Look below and pull out each line with the word "taskbar".

---------------

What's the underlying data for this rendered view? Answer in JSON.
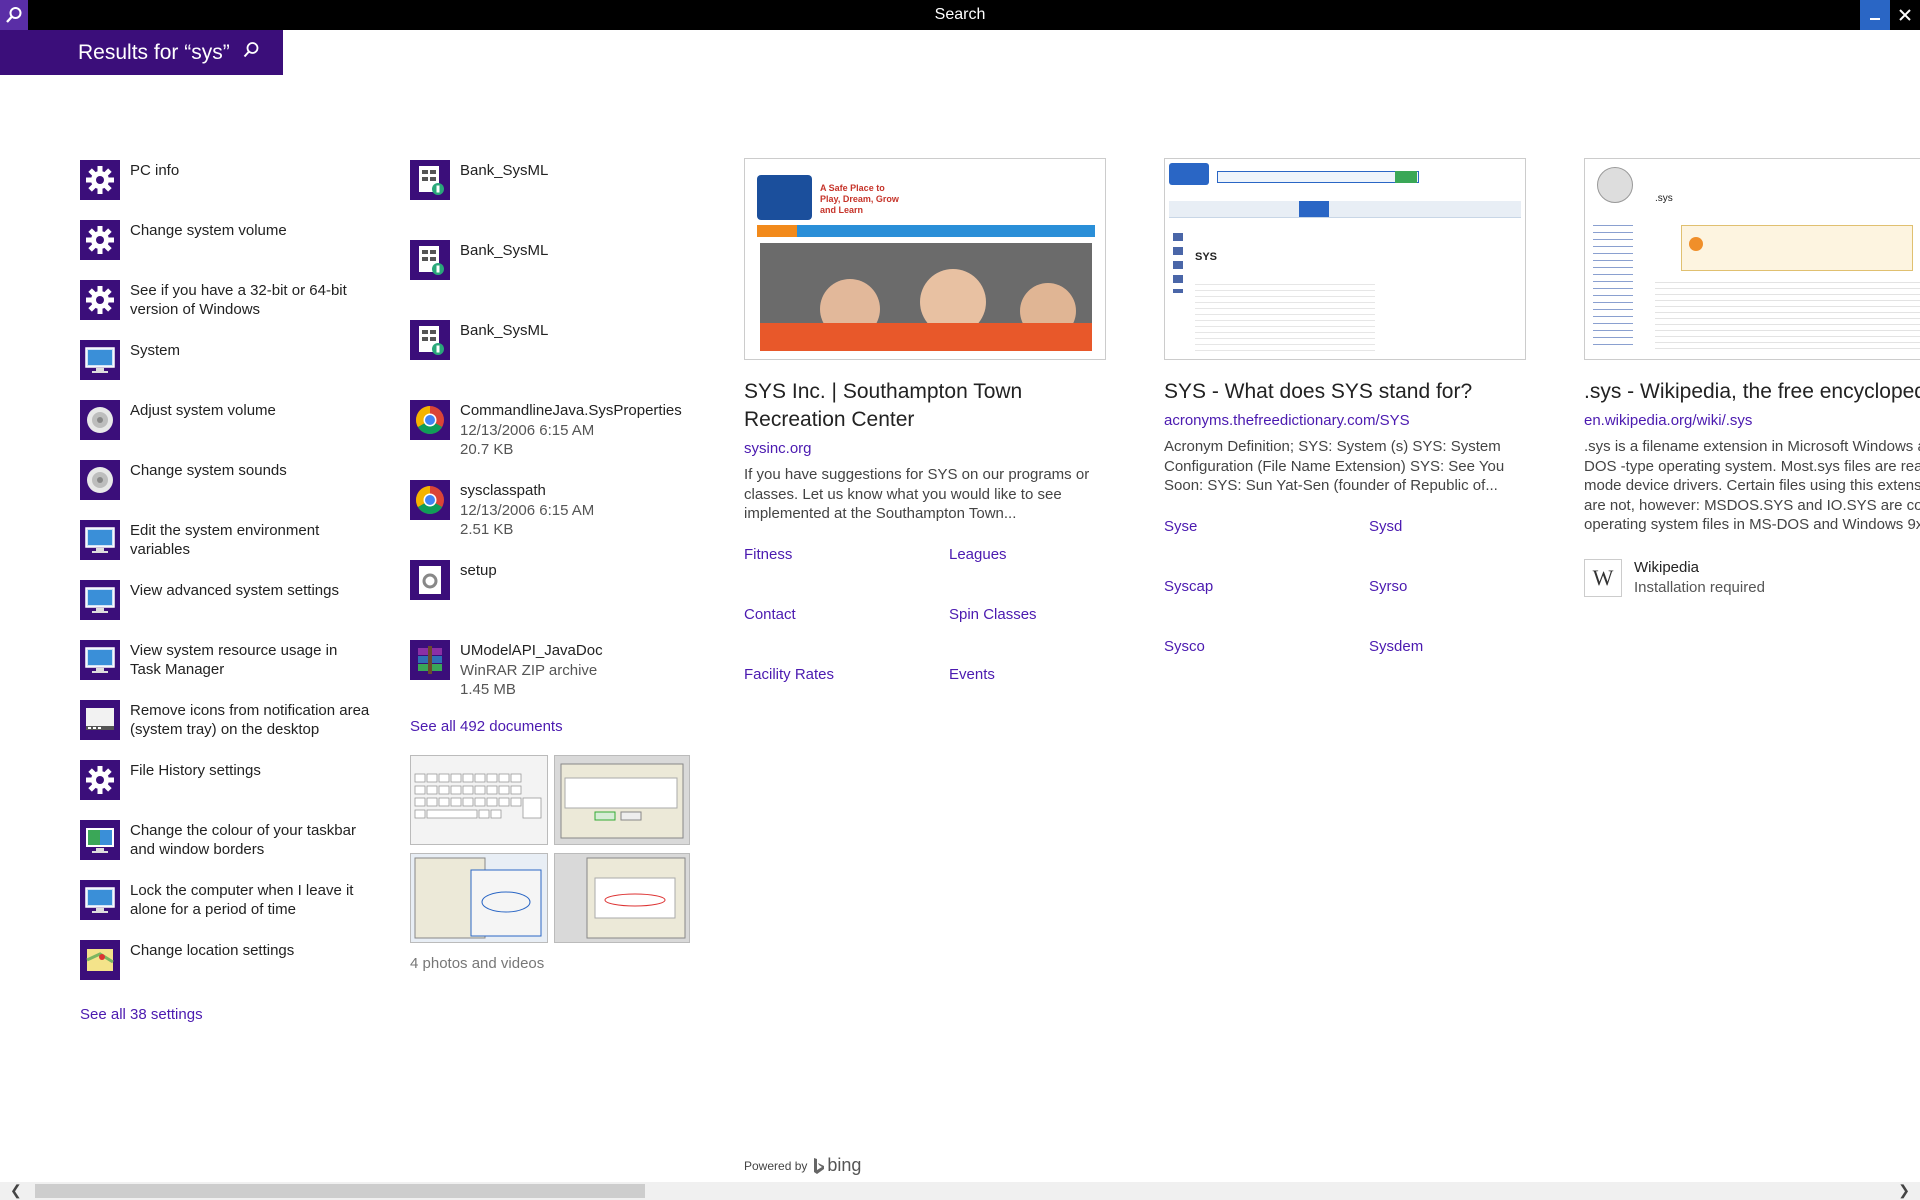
{
  "window": {
    "title": "Search"
  },
  "header": {
    "results_text": "Results for “sys”"
  },
  "settings": {
    "items": [
      {
        "label": "PC info",
        "icon": "gear-icon"
      },
      {
        "label": "Change system volume",
        "icon": "gear-icon"
      },
      {
        "label": "See if you have a 32-bit or 64-bit version of Windows",
        "icon": "gear-icon"
      },
      {
        "label": "System",
        "icon": "monitor-icon"
      },
      {
        "label": "Adjust system volume",
        "icon": "speaker-icon"
      },
      {
        "label": "Change system sounds",
        "icon": "speaker-icon"
      },
      {
        "label": "Edit the system environment variables",
        "icon": "monitor-icon"
      },
      {
        "label": "View advanced system settings",
        "icon": "monitor-icon"
      },
      {
        "label": "View system resource usage in Task Manager",
        "icon": "monitor-icon"
      },
      {
        "label": "Remove icons from notification area (system tray) on the desktop",
        "icon": "taskbar-icon"
      },
      {
        "label": "File History settings",
        "icon": "gear-icon"
      },
      {
        "label": "Change the colour of your taskbar and window borders",
        "icon": "monitor-color-icon"
      },
      {
        "label": "Lock the computer when I leave it alone for a period of time",
        "icon": "monitor-icon"
      },
      {
        "label": "Change location settings",
        "icon": "location-icon"
      }
    ],
    "see_all": "See all 38 settings"
  },
  "documents": {
    "items": [
      {
        "name": "Bank_SysML",
        "line2": "",
        "line3": "",
        "icon": "document-icon"
      },
      {
        "name": "Bank_SysML",
        "line2": "",
        "line3": "",
        "icon": "document-icon"
      },
      {
        "name": "Bank_SysML",
        "line2": "",
        "line3": "",
        "icon": "document-icon"
      },
      {
        "name": "CommandlineJava.SysProperties",
        "line2": "12/13/2006 6:15 AM",
        "line3": "20.7 KB",
        "icon": "chrome-icon"
      },
      {
        "name": "sysclasspath",
        "line2": "12/13/2006 6:15 AM",
        "line3": "2.51 KB",
        "icon": "chrome-icon"
      },
      {
        "name": "setup",
        "line2": "",
        "line3": "",
        "icon": "setup-file-icon"
      },
      {
        "name": "UModelAPI_JavaDoc",
        "line2": "WinRAR ZIP archive",
        "line3": "1.45 MB",
        "icon": "winrar-icon"
      }
    ],
    "see_all": "See all 492 documents",
    "photos_label": "4 photos and videos"
  },
  "web": [
    {
      "title": "SYS Inc. | Southampton Town Recreation Center",
      "url": "sysinc.org",
      "desc": "If you have suggestions for SYS on our programs or classes. Let us know what you would like to see implemented at the Southampton Town...",
      "thumb_text": "A Safe Place to Play, Dream, Grow and Learn",
      "links": [
        "Fitness",
        "Leagues",
        "Contact",
        "Spin Classes",
        "Facility Rates",
        "Events"
      ]
    },
    {
      "title": "SYS - What does SYS stand for?",
      "url": "acronyms.thefreedictionary.com/SYS",
      "desc": "Acronym Definition; SYS: System (s) SYS: System Configuration (File Name Extension) SYS: See You Soon: SYS: Sun Yat-Sen (founder of Republic of...",
      "thumb_text": "SYS",
      "links": [
        "Syse",
        "Sysd",
        "Syscap",
        "Syrso",
        "Sysco",
        "Sysdem"
      ]
    },
    {
      "title": ".sys - Wikipedia, the free encyclopedia",
      "url": "en.wikipedia.org/wiki/.sys",
      "desc": ".sys is a filename extension in Microsoft Windows and DOS -type operating system. Most.sys files are real mode device drivers. Certain files using this extension are not, however: MSDOS.SYS and IO.SYS are core operating system files in MS-DOS and Windows 9x...",
      "thumb_text": ".sys",
      "app_name": "Wikipedia",
      "app_status": "Installation required"
    }
  ],
  "footer": {
    "powered_by": "Powered by",
    "brand": "bing"
  },
  "colors": {
    "accent": "#3b0e7a",
    "link": "#4b1ab0",
    "titlebar": "#000000"
  }
}
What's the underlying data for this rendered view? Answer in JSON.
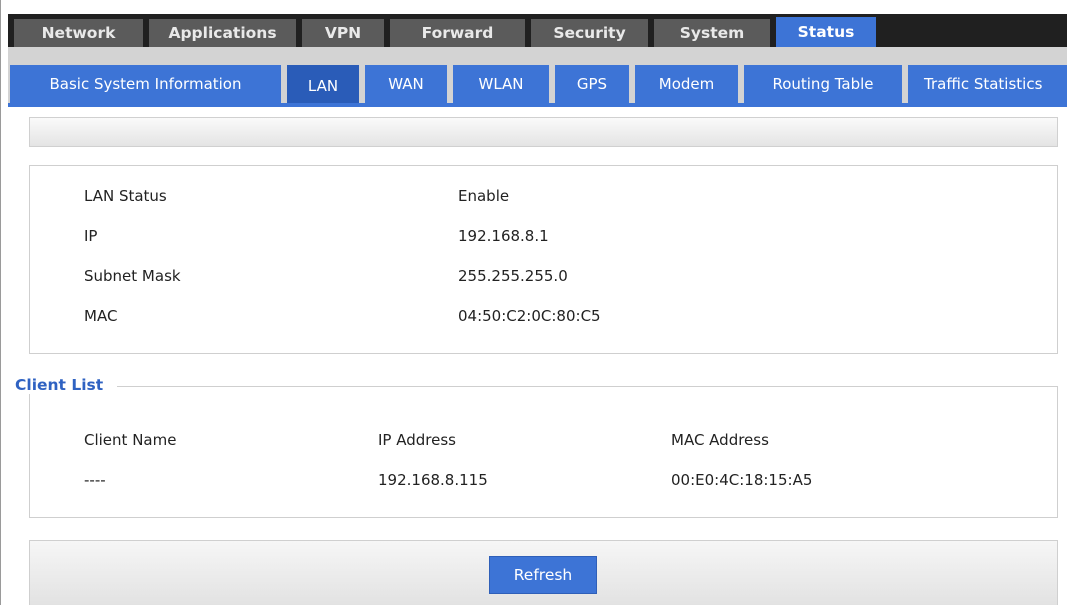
{
  "top_tabs": [
    "Network",
    "Applications",
    "VPN",
    "Forward",
    "Security",
    "System",
    "Status"
  ],
  "active_top_tab": "Status",
  "sub_tabs": [
    "Basic System Information",
    "LAN",
    "WAN",
    "WLAN",
    "GPS",
    "Modem",
    "Routing Table",
    "Traffic Statistics"
  ],
  "active_sub_tab": "LAN",
  "lan_info": [
    {
      "label": "LAN Status",
      "value": "Enable"
    },
    {
      "label": "IP",
      "value": "192.168.8.1"
    },
    {
      "label": "Subnet Mask",
      "value": "255.255.255.0"
    },
    {
      "label": "MAC",
      "value": "04:50:C2:0C:80:C5"
    }
  ],
  "client_list": {
    "title": "Client List",
    "columns": [
      "Client Name",
      "IP Address",
      "MAC Address"
    ],
    "rows": [
      [
        "----",
        "192.168.8.115",
        "00:E0:4C:18:15:A5"
      ]
    ]
  },
  "refresh_label": "Refresh",
  "colors": {
    "accent": "#3d74d6",
    "topbar": "#202020",
    "tab": "#5b5b5b",
    "legend": "#2f62c2"
  }
}
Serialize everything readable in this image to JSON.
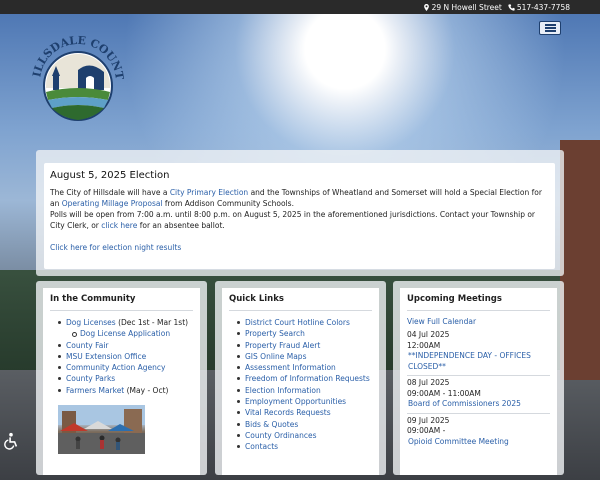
{
  "topbar": {
    "address": "29 N Howell Street",
    "phone": "517-437-7758",
    "address_icon": "map-marker-icon",
    "phone_icon": "phone-icon"
  },
  "logo": {
    "text": "HILLSDALE COUNTY"
  },
  "menu": {
    "icon": "hamburger-menu-icon"
  },
  "alert": {
    "title": "August 5, 2025 Election",
    "line1_pre": "The City of Hillsdale will have a ",
    "line1_link1": "City Primary Election",
    "line1_mid": " and the Townships of Wheatland and Somerset will hold a Special Election for an ",
    "line1_link2": "Operating Millage Proposal",
    "line1_post": " from Addison Community Schools.",
    "line2": "Polls will be open from 7:00 a.m. until 8:00 p.m. on August 5, 2025 in the aforementioned jurisdictions. Contact your Township or City Clerk, or ",
    "line2_link": "click here",
    "line2_post": " for an absentee ballot.",
    "results_link": "Click here for election night results"
  },
  "community": {
    "title": "In the Community",
    "items": [
      {
        "link": "Dog Licenses",
        "text": " (Dec 1st - Mar 1st)"
      },
      {
        "link": "Dog License Application",
        "text": "",
        "sub": true
      },
      {
        "link": "County Fair",
        "text": ""
      },
      {
        "link": "MSU Extension Office",
        "text": ""
      },
      {
        "link": "Community Action Agency",
        "text": ""
      },
      {
        "link": "County Parks",
        "text": ""
      },
      {
        "link": "Farmers Market",
        "text": " (May - Oct)"
      }
    ]
  },
  "quicklinks": {
    "title": "Quick Links",
    "items": [
      "District Court Hotline Colors",
      "Property Search",
      "Property Fraud Alert",
      "GIS Online Maps",
      "Assessment Information",
      "Freedom of Information Requests",
      "Election Information",
      "Employment Opportunities",
      "Vital Records Requests",
      "Bids & Quotes",
      "County Ordinances",
      "Contacts"
    ]
  },
  "meetings": {
    "title": "Upcoming Meetings",
    "calendar_link": "View Full Calendar",
    "items": [
      {
        "date": "04 Jul 2025",
        "time": "12:00AM",
        "title": "**INDEPENDENCE DAY - OFFICES CLOSED**"
      },
      {
        "date": "08 Jul 2025",
        "time": "09:00AM - 11:00AM",
        "title": "Board of Commissioners 2025"
      },
      {
        "date": "09 Jul 2025",
        "time": "09:00AM -",
        "title": "Opioid Committee Meeting"
      }
    ]
  },
  "accessibility": {
    "icon": "wheelchair-accessibility-icon"
  },
  "colors": {
    "link": "#2a5fa8",
    "topbar": "#2a2a2a",
    "brand_navy": "#1e3f6e",
    "brand_green": "#3a7a3a"
  }
}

---------------

Exercise response:
        "icon": "taskbar-icon"
        "label": "Change the colour of your taskbar and window borders",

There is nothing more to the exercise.